Data extracted from a collection:
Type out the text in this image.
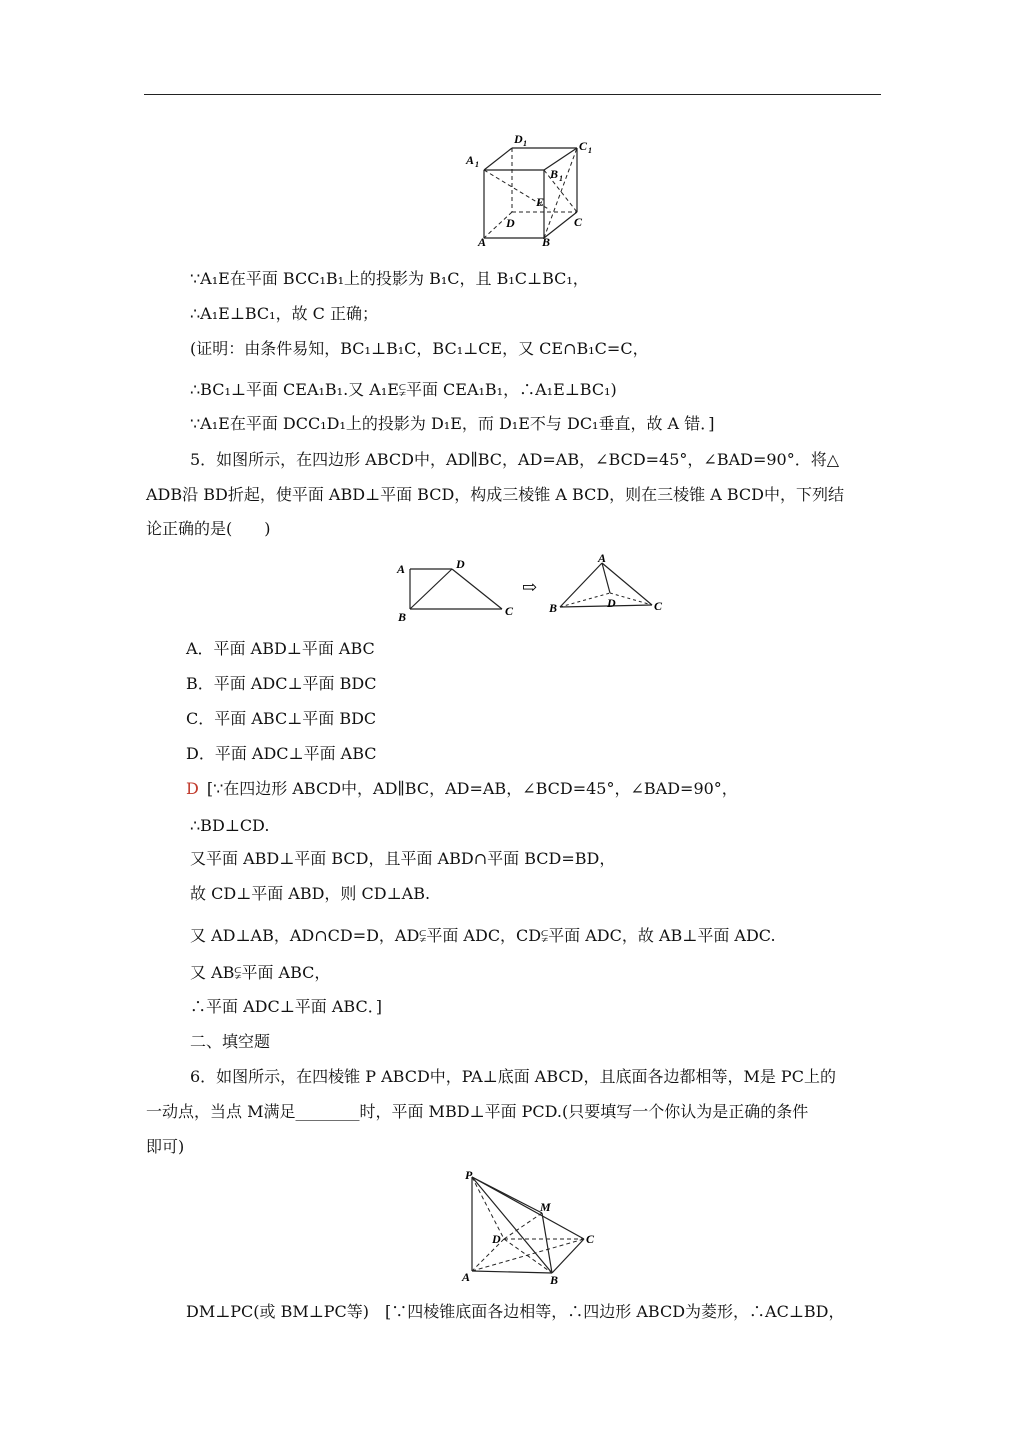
A 1
D 1	C 1
B 1
E
D	C
A	B
∵A₁E在平面 BCC₁B₁上的投影为 B₁C，且 B₁C⊥BC₁，
∴A₁E⊥BC₁，故 C 正确；
(证明：由条件易知，BC₁⊥B₁C，BC₁⊥CE，又 CE∩B₁C=C，
∴BC₁⊥平面 CEA₁B₁.又 A₁E⫋平面 CEA₁B₁，∴A₁E⊥BC₁)
∵A₁E在平面 DCC₁D₁上的投影为 D₁E，而 D₁E不与 DC₁垂直，故 A 错．]
5．如图所示，在四边形 ABCD中，AD∥BC，AD=AB，∠BCD=45°，∠BAD=90°．将△
ADB沿 BD折起，使平面 ABD⊥平面 BCD，构成三棱锥 A BCD，则在三棱锥 A BCD中，下列结
论正确的是(　　)
A	D
B	C
⇨
A
B	D	C
A．平面 ABD⊥平面 ABC
B．平面 ADC⊥平面 BDC
C．平面 ABC⊥平面 BDC
D．平面 ADC⊥平面 ABC
D  [∵在四边形 ABCD中，AD∥BC，AD=AB，∠BCD=45°，∠BAD=90°，
∴BD⊥CD.
又平面 ABD⊥平面 BCD，且平面 ABD∩平面 BCD=BD，
故 CD⊥平面 ABD，则 CD⊥AB.
又 AD⊥AB，AD∩CD=D，AD⫋平面 ADC，CD⫋平面 ADC，故 AB⊥平面 ADC.
又 AB⫋平面 ABC，
∴平面 ADC⊥平面 ABC．]
二、填空题
6．如图所示，在四棱锥 P ABCD中，PA⊥底面 ABCD，且底面各边都相等，M是 PC上的
一动点，当点 M满足________时，平面 MBD⊥平面 PCD.(只要填写一个你认为是正确的条件
即可)
P
M
D	C
A	B
DM⊥PC(或 BM⊥PC等)　[∵四棱锥底面各边相等，∴四边形 ABCD为菱形，∴AC⊥BD，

Exercise aim: Would you return the data exactly as written, without the pictures?

Solution below:
Type out the text in this image.
A 1
D 1	C 1
B 1
E
D	C
A	B
∵A₁E在平面 BCC₁B₁上的投影为 B₁C，且 B₁C⊥BC₁，
∴A₁E⊥BC₁，故 C 正确；
(证明：由条件易知，BC₁⊥B₁C，BC₁⊥CE，又 CE∩B₁C=C，
∴BC₁⊥平面 CEA₁B₁.又 A₁E⫋平面 CEA₁B₁，∴A₁E⊥BC₁)
∵A₁E在平面 DCC₁D₁上的投影为 D₁E，而 D₁E不与 DC₁垂直，故 A 错．]
5．如图所示，在四边形 ABCD中，AD∥BC，AD=AB，∠BCD=45°，∠BAD=90°．将△
ADB沿 BD折起，使平面 ABD⊥平面 BCD，构成三棱锥 A BCD，则在三棱锥 A BCD中，下列结
论正确的是(　　)
A	D
B	C
⇨
A
B	D	C
A．平面 ABD⊥平面 ABC
B．平面 ADC⊥平面 BDC
C．平面 ABC⊥平面 BDC
D．平面 ADC⊥平面 ABC
D  [∵在四边形 ABCD中，AD∥BC，AD=AB，∠BCD=45°，∠BAD=90°，
∴BD⊥CD.
又平面 ABD⊥平面 BCD，且平面 ABD∩平面 BCD=BD，
故 CD⊥平面 ABD，则 CD⊥AB.
又 AD⊥AB，AD∩CD=D，AD⫋平面 ADC，CD⫋平面 ADC，故 AB⊥平面 ADC.
又 AB⫋平面 ABC，
∴平面 ADC⊥平面 ABC．]
二、填空题
6．如图所示，在四棱锥 P ABCD中，PA⊥底面 ABCD，且底面各边都相等，M是 PC上的
一动点，当点 M满足________时，平面 MBD⊥平面 PCD.(只要填写一个你认为是正确的条件
即可)
P
M
D	C
A	B
DM⊥PC(或 BM⊥PC等)　[∵四棱锥底面各边相等，∴四边形 ABCD为菱形，∴AC⊥BD，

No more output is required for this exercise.